▸ Record set:
+ + + + + + +
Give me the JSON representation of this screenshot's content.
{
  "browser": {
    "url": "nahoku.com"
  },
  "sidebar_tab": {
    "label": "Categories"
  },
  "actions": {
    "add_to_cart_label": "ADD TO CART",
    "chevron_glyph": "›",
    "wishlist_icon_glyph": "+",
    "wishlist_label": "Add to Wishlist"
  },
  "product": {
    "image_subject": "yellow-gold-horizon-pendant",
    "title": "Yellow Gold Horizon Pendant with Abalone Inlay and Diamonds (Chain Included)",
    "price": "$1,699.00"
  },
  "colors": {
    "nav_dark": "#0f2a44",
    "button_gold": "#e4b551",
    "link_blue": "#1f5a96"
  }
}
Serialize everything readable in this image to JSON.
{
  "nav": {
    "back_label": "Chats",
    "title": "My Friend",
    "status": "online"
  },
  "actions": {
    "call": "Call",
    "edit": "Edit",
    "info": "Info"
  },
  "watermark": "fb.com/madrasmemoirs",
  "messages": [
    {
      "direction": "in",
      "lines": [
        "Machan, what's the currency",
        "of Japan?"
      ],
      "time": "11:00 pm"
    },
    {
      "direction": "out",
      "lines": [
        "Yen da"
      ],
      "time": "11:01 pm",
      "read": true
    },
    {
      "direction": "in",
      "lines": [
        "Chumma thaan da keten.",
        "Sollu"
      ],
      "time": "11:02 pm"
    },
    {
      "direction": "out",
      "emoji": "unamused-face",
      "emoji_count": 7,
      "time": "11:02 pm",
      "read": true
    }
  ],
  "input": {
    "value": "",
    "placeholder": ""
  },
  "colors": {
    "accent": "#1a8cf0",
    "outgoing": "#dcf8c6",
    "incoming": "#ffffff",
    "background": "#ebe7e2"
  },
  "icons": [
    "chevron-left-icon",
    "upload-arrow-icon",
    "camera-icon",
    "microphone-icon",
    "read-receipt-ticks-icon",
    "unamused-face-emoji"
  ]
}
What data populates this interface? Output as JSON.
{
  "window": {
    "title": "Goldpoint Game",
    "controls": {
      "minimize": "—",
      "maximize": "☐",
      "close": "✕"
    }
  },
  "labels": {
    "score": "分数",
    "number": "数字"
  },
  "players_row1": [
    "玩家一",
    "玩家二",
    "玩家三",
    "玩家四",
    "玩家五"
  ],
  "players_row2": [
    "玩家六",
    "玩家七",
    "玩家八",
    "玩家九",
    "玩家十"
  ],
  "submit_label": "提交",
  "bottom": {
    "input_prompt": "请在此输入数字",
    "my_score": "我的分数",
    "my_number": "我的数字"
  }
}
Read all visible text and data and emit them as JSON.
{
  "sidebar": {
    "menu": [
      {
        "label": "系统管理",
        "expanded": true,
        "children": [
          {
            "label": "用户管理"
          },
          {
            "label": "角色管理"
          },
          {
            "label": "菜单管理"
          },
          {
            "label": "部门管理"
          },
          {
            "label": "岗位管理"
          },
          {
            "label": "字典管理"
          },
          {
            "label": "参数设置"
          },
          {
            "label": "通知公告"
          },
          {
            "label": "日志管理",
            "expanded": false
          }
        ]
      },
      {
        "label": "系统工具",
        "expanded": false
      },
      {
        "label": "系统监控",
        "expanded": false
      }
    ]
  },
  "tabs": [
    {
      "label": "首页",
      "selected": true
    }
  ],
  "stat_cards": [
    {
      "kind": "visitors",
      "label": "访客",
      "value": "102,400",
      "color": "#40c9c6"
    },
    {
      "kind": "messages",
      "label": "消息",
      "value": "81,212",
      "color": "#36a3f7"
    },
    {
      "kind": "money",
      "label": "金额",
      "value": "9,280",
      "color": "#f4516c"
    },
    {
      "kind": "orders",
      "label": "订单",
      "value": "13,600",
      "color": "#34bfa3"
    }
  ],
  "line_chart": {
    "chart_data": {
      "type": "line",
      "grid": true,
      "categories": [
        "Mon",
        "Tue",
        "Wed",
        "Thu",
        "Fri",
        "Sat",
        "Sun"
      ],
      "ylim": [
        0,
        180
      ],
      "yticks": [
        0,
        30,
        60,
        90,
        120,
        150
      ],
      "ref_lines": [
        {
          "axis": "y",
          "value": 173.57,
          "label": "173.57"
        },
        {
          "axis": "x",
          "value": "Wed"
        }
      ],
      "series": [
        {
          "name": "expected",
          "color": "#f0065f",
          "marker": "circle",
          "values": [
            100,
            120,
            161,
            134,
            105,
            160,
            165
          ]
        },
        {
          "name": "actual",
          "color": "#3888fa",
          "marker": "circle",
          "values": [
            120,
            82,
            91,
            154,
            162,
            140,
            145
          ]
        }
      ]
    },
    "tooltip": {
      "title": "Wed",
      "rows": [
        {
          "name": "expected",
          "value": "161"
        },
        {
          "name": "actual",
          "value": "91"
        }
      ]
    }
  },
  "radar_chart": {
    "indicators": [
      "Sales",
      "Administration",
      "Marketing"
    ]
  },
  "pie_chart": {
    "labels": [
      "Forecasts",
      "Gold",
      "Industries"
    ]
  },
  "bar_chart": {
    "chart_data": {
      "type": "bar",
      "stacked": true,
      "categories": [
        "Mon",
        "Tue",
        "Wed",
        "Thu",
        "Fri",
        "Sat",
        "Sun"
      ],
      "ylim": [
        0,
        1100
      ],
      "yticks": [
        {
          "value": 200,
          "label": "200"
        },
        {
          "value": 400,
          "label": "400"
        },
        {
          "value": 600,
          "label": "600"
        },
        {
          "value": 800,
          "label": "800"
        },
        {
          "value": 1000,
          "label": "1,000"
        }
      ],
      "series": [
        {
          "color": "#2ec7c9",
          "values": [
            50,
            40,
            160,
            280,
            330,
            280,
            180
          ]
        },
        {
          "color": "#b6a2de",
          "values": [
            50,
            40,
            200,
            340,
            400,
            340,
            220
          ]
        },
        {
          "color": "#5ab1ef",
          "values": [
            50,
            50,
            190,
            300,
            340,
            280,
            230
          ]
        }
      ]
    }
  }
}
+ + + + + + +
▸ Problem statement: Retype the whole listing above exactly.

▸ Written solution:
Give me the JSON representation of this screenshot's content.
{
  "browser": {
    "url": "nahoku.com"
  },
  "sidebar_tab": {
    "label": "Categories"
  },
  "actions": {
    "add_to_cart_label": "ADD TO CART",
    "chevron_glyph": "›",
    "wishlist_icon_glyph": "+",
    "wishlist_label": "Add to Wishlist"
  },
  "product": {
    "image_subject": "yellow-gold-horizon-pendant",
    "title": "Yellow Gold Horizon Pendant with Abalone Inlay and Diamonds (Chain Included)",
    "price": "$1,699.00"
  },
  "colors": {
    "nav_dark": "#0f2a44",
    "button_gold": "#e4b551",
    "link_blue": "#1f5a96"
  }
}
Serialize everything readable in this image to JSON.
{
  "nav": {
    "back_label": "Chats",
    "title": "My Friend",
    "status": "online"
  },
  "actions": {
    "call": "Call",
    "edit": "Edit",
    "info": "Info"
  },
  "watermark": "fb.com/madrasmemoirs",
  "messages": [
    {
      "direction": "in",
      "lines": [
        "Machan, what's the currency",
        "of Japan?"
      ],
      "time": "11:00 pm"
    },
    {
      "direction": "out",
      "lines": [
        "Yen da"
      ],
      "time": "11:01 pm",
      "read": true
    },
    {
      "direction": "in",
      "lines": [
        "Chumma thaan da keten.",
        "Sollu"
      ],
      "time": "11:02 pm"
    },
    {
      "direction": "out",
      "emoji": "unamused-face",
      "emoji_count": 7,
      "time": "11:02 pm",
      "read": true
    }
  ],
  "input": {
    "value": "",
    "placeholder": ""
  },
  "colors": {
    "accent": "#1a8cf0",
    "outgoing": "#dcf8c6",
    "incoming": "#ffffff",
    "background": "#ebe7e2"
  },
  "icons": [
    "chevron-left-icon",
    "upload-arrow-icon",
    "camera-icon",
    "microphone-icon",
    "read-receipt-ticks-icon",
    "unamused-face-emoji"
  ]
}
What data populates this interface? Output as JSON.
{
  "window": {
    "title": "Goldpoint Game",
    "controls": {
      "minimize": "—",
      "maximize": "☐",
      "close": "✕"
    }
  },
  "labels": {
    "score": "分数",
    "number": "数字"
  },
  "players_row1": [
    "玩家一",
    "玩家二",
    "玩家三",
    "玩家四",
    "玩家五"
  ],
  "players_row2": [
    "玩家六",
    "玩家七",
    "玩家八",
    "玩家九",
    "玩家十"
  ],
  "submit_label": "提交",
  "bottom": {
    "input_prompt": "请在此输入数字",
    "my_score": "我的分数",
    "my_number": "我的数字"
  }
}
Read all visible text and data and emit them as JSON.
{
  "sidebar": {
    "menu": [
      {
        "label": "系统管理",
        "expanded": true,
        "children": [
          {
            "label": "用户管理"
          },
          {
            "label": "角色管理"
          },
          {
            "label": "菜单管理"
          },
          {
            "label": "部门管理"
          },
          {
            "label": "岗位管理"
          },
          {
            "label": "字典管理"
          },
          {
            "label": "参数设置"
          },
          {
            "label": "通知公告"
          },
          {
            "label": "日志管理",
            "expanded": false
          }
        ]
      },
      {
        "label": "系统工具",
        "expanded": false
      },
      {
        "label": "系统监控",
        "expanded": false
      }
    ]
  },
  "tabs": [
    {
      "label": "首页",
      "selected": true
    }
  ],
  "stat_cards": [
    {
      "kind": "visitors",
      "label": "访客",
      "value": "102,400",
      "color": "#40c9c6"
    },
    {
      "kind": "messages",
      "label": "消息",
      "value": "81,212",
      "color": "#36a3f7"
    },
    {
      "kind": "money",
      "label": "金额",
      "value": "9,280",
      "color": "#f4516c"
    },
    {
      "kind": "orders",
      "label": "订单",
      "value": "13,600",
      "color": "#34bfa3"
    }
  ],
  "line_chart": {
    "chart_data": {
      "type": "line",
      "grid": true,
      "categories": [
        "Mon",
        "Tue",
        "Wed",
        "Thu",
        "Fri",
        "Sat",
        "Sun"
      ],
      "ylim": [
        0,
        180
      ],
      "yticks": [
        0,
        30,
        60,
        90,
        120,
        150
      ],
      "ref_lines": [
        {
          "axis": "y",
          "value": 173.57,
          "label": "173.57"
        },
        {
          "axis": "x",
          "value": "Wed"
        }
      ],
      "series": [
        {
          "name": "expected",
          "color": "#f0065f",
          "marker": "circle",
          "values": [
            100,
            120,
            161,
            134,
            105,
            160,
            165
          ]
        },
        {
          "name": "actual",
          "color": "#3888fa",
          "marker": "circle",
          "values": [
            120,
            82,
            91,
            154,
            162,
            140,
            145
          ]
        }
      ]
    },
    "tooltip": {
      "title": "Wed",
      "rows": [
        {
          "name": "expected",
          "value": "161"
        },
        {
          "name": "actual",
          "value": "91"
        }
      ]
    }
  },
  "radar_chart": {
    "indicators": [
      "Sales",
      "Administration",
      "Marketing"
    ]
  },
  "pie_chart": {
    "labels": [
      "Forecasts",
      "Gold",
      "Industries"
    ]
  },
  "bar_chart": {
    "chart_data": {
      "type": "bar",
      "stacked": true,
      "categories": [
        "Mon",
        "Tue",
        "Wed",
        "Thu",
        "Fri",
        "Sat",
        "Sun"
      ],
      "ylim": [
        0,
        1100
      ],
      "yticks": [
        {
          "value": 200,
          "label": "200"
        },
        {
          "value": 400,
          "label": "400"
        },
        {
          "value": 600,
          "label": "600"
        },
        {
          "value": 800,
          "label": "800"
        },
        {
          "value": 1000,
          "label": "1,000"
        }
      ],
      "series": [
        {
          "color": "#2ec7c9",
          "values": [
            50,
            40,
            160,
            280,
            330,
            280,
            180
          ]
        },
        {
          "color": "#b6a2de",
          "values": [
            50,
            40,
            200,
            340,
            400,
            340,
            220
          ]
        },
        {
          "color": "#5ab1ef",
          "values": [
            50,
            50,
            190,
            300,
            340,
            280,
            230
          ]
        }
      ]
    }
  }
}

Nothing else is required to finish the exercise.